▶ **Sección de texto**

#####

La noticia ha salido en pocos periódicos y en páginas
interiores, su nombre no ha sido repetido por los noticieros de televisión.
Estoy casi seguro de que no tenía perfil en Facebook ni cuenta abierta en
Twitter. De modo que seguramente ustedes
no lo conocerán ni tampoco sabrán de su gesta: ya está a punto de tragarlo el
olvido que no merece. Porque fue un
héroe, pero uno de verdad.
No un héroe de los que saben triunfalmente por qué
matar sino uno de los más raros y preciosos: de los que saben humildemente por qué merece la pena morir. Es
decir, no fue un héroe de la conquista y la imposición, sino un héroe de la verdad y, por lo tanto, de
la libertad. Me gustaría celebrarlo con unas modestas líneas por última
vez, antes que definitivamente ustedes (y yo también, ay) lo borremos de
nuestra ajetreada memoria.
Se llamaba
Jan Mohammad y era director de la escuela de Porak, un pueblo en la provincia
afgana de Logar, a menos de un
centenar de kilómetros de la capital Kabul.

#####

▶ **Datos proporcionados**
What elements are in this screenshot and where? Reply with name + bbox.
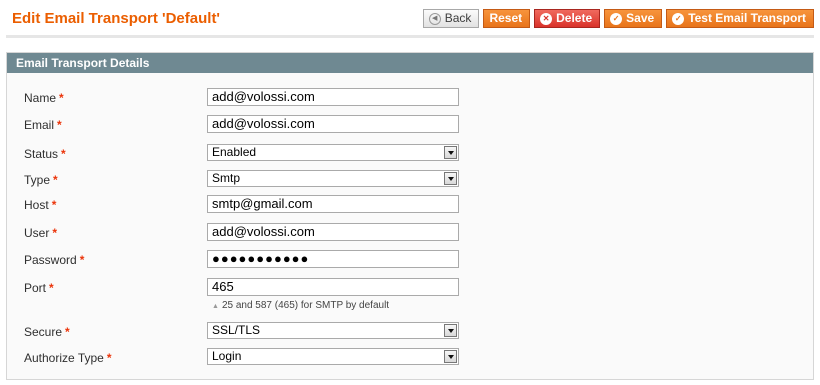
port-field[interactable]: 465 <box>207 278 459 296</box>
triangle-up-icon: ▲ <box>212 303 219 310</box>
form-row-email: Email * add@volossi.com <box>7 115 813 135</box>
name-label: Name * <box>24 91 64 105</box>
circle-check-icon: ✓ <box>610 12 623 25</box>
form-row-authorize-type: Authorize Type * Login <box>7 348 813 368</box>
type-select-value: Smtp <box>212 171 241 185</box>
chevron-down-icon <box>444 172 457 185</box>
form-row-name: Name * add@volossi.com <box>7 88 813 108</box>
save-button[interactable]: ✓ Save <box>604 9 663 28</box>
back-button-label: Back <box>444 11 472 25</box>
authorize-type-select-value: Login <box>212 349 242 363</box>
test-button-label: Test Email Transport <box>688 11 806 25</box>
circle-check-icon: ✓ <box>672 12 685 25</box>
circle-left-arrow-icon: ◀ <box>428 12 441 25</box>
authorize-type-label: Authorize Type * <box>24 351 112 365</box>
form-row-secure: Secure * SSL/TLS <box>7 322 813 342</box>
type-label: Type * <box>24 173 58 187</box>
delete-button-label: Delete <box>556 11 593 25</box>
port-hint: ▲ 25 and 587 (465) for SMTP by default <box>212 300 389 311</box>
back-button[interactable]: ◀ Back <box>422 9 480 28</box>
status-select[interactable]: Enabled <box>207 144 459 161</box>
save-button-label: Save <box>626 11 655 25</box>
form-row-status: Status * Enabled <box>7 144 813 164</box>
form-row-port: Port * 465 ▲ 25 and 587 (465) for SMTP by … <box>7 278 813 311</box>
user-field[interactable]: add@volossi.com <box>207 223 459 241</box>
toolbar: ◀ Back Reset ✕ Delete ✓ Save ✓ Test Emai… <box>422 9 814 28</box>
chevron-down-icon <box>444 146 457 159</box>
name-field[interactable]: add@volossi.com <box>207 88 459 106</box>
reset-button-label: Reset <box>489 11 523 25</box>
host-field[interactable]: smtp@gmail.com <box>207 195 459 213</box>
form-row-password: Password * ●●●●●●●●●●● <box>7 250 813 270</box>
user-label: User * <box>24 226 58 240</box>
chevron-down-icon <box>444 324 457 337</box>
title-divider <box>6 35 814 38</box>
form-row-user: User * add@volossi.com <box>7 223 813 243</box>
email-transport-fieldset: Email Transport Details Name * add@voloss… <box>6 52 814 380</box>
secure-select[interactable]: SSL/TLS <box>207 322 459 339</box>
password-field[interactable]: ●●●●●●●●●●● <box>207 250 459 268</box>
fieldset-legend: Email Transport Details <box>7 53 813 73</box>
email-label: Email * <box>24 118 62 132</box>
reset-button[interactable]: Reset <box>483 9 531 28</box>
test-email-transport-button[interactable]: ✓ Test Email Transport <box>666 9 814 28</box>
circle-x-icon: ✕ <box>540 12 553 25</box>
password-label: Password * <box>24 253 85 267</box>
secure-label: Secure * <box>24 325 70 339</box>
chevron-down-icon <box>444 350 457 363</box>
status-label: Status * <box>24 147 66 161</box>
host-label: Host * <box>24 198 57 212</box>
authorize-type-select[interactable]: Login <box>207 348 459 365</box>
form-row-host: Host * smtp@gmail.com <box>7 195 813 215</box>
form-row-type: Type * Smtp <box>7 170 813 190</box>
port-label: Port * <box>24 281 54 295</box>
status-select-value: Enabled <box>212 145 257 159</box>
port-hint-text: 25 and 587 (465) for SMTP by default <box>221 300 390 311</box>
delete-button[interactable]: ✕ Delete <box>534 9 601 28</box>
email-field[interactable]: add@volossi.com <box>207 115 459 133</box>
secure-select-value: SSL/TLS <box>212 323 261 337</box>
page-title: Edit Email Transport 'Default' <box>12 10 221 27</box>
type-select[interactable]: Smtp <box>207 170 459 187</box>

#####

▶ **Consigna**
Reproduce sin cambios el pasaje del texto sobre Jan Mohammad que va desde "No un héroe de los" hasta "nuestra ajetreada memoria.", ambos incluidos.

▶ **Respuesta escrita**
No un héroe de los que saben triunfalmente por qué
matar sino uno de los más raros y preciosos: de los que saben humildemente por qué merece la pena morir. Es
decir, no fue un héroe de la conquista y la imposición, sino un héroe de la verdad y, por lo tanto, de
la libertad. Me gustaría celebrarlo con unas modestas líneas por última
vez, antes que definitivamente ustedes (y yo también, ay) lo borremos de
nuestra ajetreada memoria.